- [Exercices à réaliser]:
a - D'après l'extrait sur Monique LaRue, en quelle année a paru son premier roman, La Cohorte fictive ?
b - Poursuivez l'extrait sur Monique LaRue à partir de sa dernière phrase.
### Extrait du texte ###
Elle est, comme tant de ses collègues écrivains, une espèce d’agent double des lettres. Elle enseigne la littérature depuis plus de 25 ans, et elle fait de la littérature depuis presque aussi longtemps (La Cohorte fictive, son premier roman, paraissait en 1979 aux éditions L’Étincelle). Et si elle n’a pas étudié les lettres dans le but d’enseigner, dira-t-elle franchement, elle a tout de même appris à aimer ce métier "à travers l’expérience des classes", malgré tout: les éternelles réformes, les conditions de travail parfois très dures, l’absurde défi de couvrir des siècles de littérature, de Rabelais à Camus, en quelques mois. Malgré tout, donc, pour Monique LaRue, "chaque année est une renaissance, chaque début est plein d’espoir, chaque nouveau groupe est un suspense. Vous savez, j’aimais l’école quand j’étais jeune, dira-t-elle; je l’aime encore".

L’auteure de Copies conformes (Denoël/Laffont) a fait du collège et de l’enseignement de la littérature la toile de fond et le sujet de son dernier roman, La Gloire de Cassiodore, une fresque bigarrée qui dépeint dans le détail cette microsociété qu’est un collège (elle ne dira jamais "cégep", un mot qu’elle ne trouve "pas très beau"), et qui pose avec talent, intelligence et humour l’essentielle question de l’enseignement de la littérature.

"À la base de ce roman, raconte l’auteure, il y avait bien sûr mon métier d’enseignante, le besoin de trouver un sens à ce travail, mais aussi une certaine indignation face à l’ignorance, à l’indifférence générale pour ce niveau d’enseignement qu’est le collégial. Pourtant, pour bien des gens, le collège est la fin de l’éducation, et le cours de littérature obligatoire, leur dernier contact avec la culture. Pour d’autres, c’est un passage très important, un carrefour primordial, c’est souvent là que les choses tournent."

Dans le collège qu’elle a imaginé, "un collège au milieu d’une grande ville", nous allons donc vivre toute une année scolaire, de la mi-août au mois de mai, au sein du département de littérature. En compagnie de deux personnages centraux: Garneau, qui enseigne les classiques ("De Rabelais à Laclos avant Noël, de Hugo à Camus après Noël. De l’espoir au désespoir, de l’humanisme à l’absurde") et qui écrit, dans le bulletin syndical, des chroniques percutantes sous le pseudonyme de Cassiodore le jeune; et Pétula Cabana, professeure de création littéraire, auteure d’une auto-fiction primée, psychologiquement instable et farouchement contre l’enseignement des classiques. Deux personnages qui représentent bien les visages du professeur et de l’écrivain. "Garneau est très engagé dans son travail, commente l’auteur, il est autonome, il ne croit pas qu’il soit nécessaire d’être écrivain; alors que Pétula représente la part artiste de l’enseignant, elle a besoin d’être autre chose que prof."
### Données fournies ###
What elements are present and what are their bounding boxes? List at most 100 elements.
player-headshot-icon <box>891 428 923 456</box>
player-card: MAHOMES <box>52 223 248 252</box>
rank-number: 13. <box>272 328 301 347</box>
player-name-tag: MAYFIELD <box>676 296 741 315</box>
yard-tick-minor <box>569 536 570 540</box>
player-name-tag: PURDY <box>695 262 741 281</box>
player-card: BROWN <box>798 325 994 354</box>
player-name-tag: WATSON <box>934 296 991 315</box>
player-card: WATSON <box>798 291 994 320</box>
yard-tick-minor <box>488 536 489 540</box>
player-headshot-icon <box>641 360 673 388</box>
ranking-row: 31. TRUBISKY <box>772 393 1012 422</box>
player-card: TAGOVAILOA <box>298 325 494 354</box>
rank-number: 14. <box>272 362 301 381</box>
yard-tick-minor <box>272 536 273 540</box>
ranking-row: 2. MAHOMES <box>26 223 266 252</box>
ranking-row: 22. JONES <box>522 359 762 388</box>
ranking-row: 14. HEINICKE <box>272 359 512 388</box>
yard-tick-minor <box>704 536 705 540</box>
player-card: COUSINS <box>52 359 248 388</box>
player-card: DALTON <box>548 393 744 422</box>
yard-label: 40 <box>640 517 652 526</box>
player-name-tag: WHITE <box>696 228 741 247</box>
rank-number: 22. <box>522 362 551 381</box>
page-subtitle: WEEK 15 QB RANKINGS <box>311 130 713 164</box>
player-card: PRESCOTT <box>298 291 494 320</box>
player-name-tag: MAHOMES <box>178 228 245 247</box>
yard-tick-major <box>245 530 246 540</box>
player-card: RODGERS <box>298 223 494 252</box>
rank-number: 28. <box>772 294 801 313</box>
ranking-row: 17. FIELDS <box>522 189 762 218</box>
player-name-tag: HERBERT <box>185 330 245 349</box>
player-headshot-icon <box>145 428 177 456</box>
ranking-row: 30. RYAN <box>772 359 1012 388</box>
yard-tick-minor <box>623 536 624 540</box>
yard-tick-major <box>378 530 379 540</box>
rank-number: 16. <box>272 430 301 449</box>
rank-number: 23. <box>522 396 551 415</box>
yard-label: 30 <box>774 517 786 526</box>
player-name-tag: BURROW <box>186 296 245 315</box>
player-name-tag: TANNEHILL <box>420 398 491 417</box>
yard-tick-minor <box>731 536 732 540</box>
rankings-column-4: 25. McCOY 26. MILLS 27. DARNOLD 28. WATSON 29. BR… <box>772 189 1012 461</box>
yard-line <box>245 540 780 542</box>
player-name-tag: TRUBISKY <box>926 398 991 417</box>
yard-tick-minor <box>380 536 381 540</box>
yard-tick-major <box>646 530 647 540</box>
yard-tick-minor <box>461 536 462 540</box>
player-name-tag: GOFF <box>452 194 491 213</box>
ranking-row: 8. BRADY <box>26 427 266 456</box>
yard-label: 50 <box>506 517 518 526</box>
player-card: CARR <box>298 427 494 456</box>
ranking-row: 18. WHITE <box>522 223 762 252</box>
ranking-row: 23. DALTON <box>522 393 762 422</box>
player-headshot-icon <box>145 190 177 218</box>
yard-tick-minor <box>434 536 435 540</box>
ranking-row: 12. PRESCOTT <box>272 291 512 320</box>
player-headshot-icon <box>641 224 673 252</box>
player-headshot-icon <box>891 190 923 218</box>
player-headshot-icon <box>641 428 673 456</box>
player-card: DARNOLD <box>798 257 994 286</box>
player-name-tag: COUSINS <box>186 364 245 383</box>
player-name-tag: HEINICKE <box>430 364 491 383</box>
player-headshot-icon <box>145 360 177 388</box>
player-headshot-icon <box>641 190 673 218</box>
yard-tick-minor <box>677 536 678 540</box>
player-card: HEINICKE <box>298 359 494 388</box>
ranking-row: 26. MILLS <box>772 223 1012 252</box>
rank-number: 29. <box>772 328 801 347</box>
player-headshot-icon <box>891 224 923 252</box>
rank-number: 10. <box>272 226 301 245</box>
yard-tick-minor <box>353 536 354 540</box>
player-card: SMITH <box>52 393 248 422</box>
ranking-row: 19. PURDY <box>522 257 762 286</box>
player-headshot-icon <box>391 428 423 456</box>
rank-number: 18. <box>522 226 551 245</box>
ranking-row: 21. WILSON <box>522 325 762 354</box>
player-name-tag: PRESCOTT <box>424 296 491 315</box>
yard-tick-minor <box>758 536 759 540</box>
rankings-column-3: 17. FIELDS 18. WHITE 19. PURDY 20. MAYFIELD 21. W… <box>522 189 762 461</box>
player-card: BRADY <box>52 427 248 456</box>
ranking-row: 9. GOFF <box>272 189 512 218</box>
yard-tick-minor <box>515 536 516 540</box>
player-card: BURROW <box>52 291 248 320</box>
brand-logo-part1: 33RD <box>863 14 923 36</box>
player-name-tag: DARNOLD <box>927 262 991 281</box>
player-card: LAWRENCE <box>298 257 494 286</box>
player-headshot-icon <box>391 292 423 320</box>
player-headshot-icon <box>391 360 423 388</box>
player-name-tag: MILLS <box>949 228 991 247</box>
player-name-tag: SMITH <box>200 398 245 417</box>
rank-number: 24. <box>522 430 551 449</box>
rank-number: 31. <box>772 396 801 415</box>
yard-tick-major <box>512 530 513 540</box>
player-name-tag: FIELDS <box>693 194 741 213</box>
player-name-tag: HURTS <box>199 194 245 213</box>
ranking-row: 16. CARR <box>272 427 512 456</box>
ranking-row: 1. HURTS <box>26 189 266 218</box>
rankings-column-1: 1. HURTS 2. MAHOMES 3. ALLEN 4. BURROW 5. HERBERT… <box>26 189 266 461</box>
###
- [Corrigé des exercices]:
a - En 1979.

b -
Autour de Garneau et de Pétula évolue une galerie de personnages colorés, drôles ou pathétiques, des torturés, des optimistes, des déprimés, de la linguiste qui cherche à redevenir elle-même à la poète qui étale sa vie privée, du prof élitiste, sévère, détesté par ses élèves aux férus de psychanalyse, en passant par l’administrateur, la secrétaire, le directeur des ressources humaines; et bien sûr les élèves, dont quelques têtes fortes, et d’autres, issus de l’écrin des écoles privées alternatives, aujourd’hui sous-équipés pour affronter leur nouvelle réalité, qui ne passeront pas l’épreuve du passage à l’âge adulte.

Alors qu’à la parution de La Démarche du crabe, Monique LaRue nous confiait qu’écrire n’était pas tout à fait une partie de plaisir, cette fois-ci elle avoue s’être souvent amusée. Les intrigues amoureuses entre collègues, les rancoeurs et les petites jalousies, les éternelles guerres intestines ("Anticlassiques contre classiques. Salle commune contre couloir. Lecture-plaisir contre pensum"), les débats houleux sur le rôle de l’enseignant, les fins de l’enseignement, l’utilité d’enseigner la littérature, les cocktails du syndicat, les comités, les émissions littéraires: tout est décrit avec une fine ironie, un sourire en coin, de la tendresse entre les mots.

Bien sûr, l’auteure a puisé dans sa propre expérience pour écrire son roman. "C’est un peu le fruit de mes observations, dit-elle, mais ce n’est pas la réalité, c’est une oeuvre d’imagination. J’ai mis beaucoup de temps à décomposer, puis à soigneusement recomposer mes personnages jusqu’à ce qu’ils aient une vie autonome, et jusqu’à ce que j’arrive à prendre de la distance, à voir les choses avec un certain humour."

Si on s’amuse bien à lire dans les coeurs de ses personnages, à surprendre leurs contradictions, à vivre leurs questionnements, ce qui nous reste de cette lecture fait tout de même drôlement réfléchir. Le tableau que peint LaRue a ses recoins noirs. Les élèves que l’on croise ne savent pas écrire, ont perdu la notion de ce qu’est une faute d’orthographe, et pour Monique LaRue, "la langue est un code, et chaque fois qu’elle est touchée, tout le système est touché. Sans la langue, on ne peut pas comprendre le monde".

À l’arrivée, c’est toute la question de l’enseignement, en général ("le seul véritable sujet politique", dira un personnage), qui est soulevée dans La Gloire de Cassiodore. "On tape volontiers sur les professeurs, commente LaRue, on jalouse leurs deux mois de congé, on les rend responsables de tous les maux. Il y a derrière ça l’idée de clientélisme, de l’élève-client qui a toujours raison. Les professeurs se plaignent de l’impolitesse des élèves, ils vivent les effets de l’éclatement familial, mais tout est lié, l’école est une cellule greffée à la société, c’est une cellule reproductrice, et tout le monde, toute la société est concernée par la question de l’enseignement."

La Gloire de Cassiodore
de Monique LaRue
Boréal, 2002, 296 p.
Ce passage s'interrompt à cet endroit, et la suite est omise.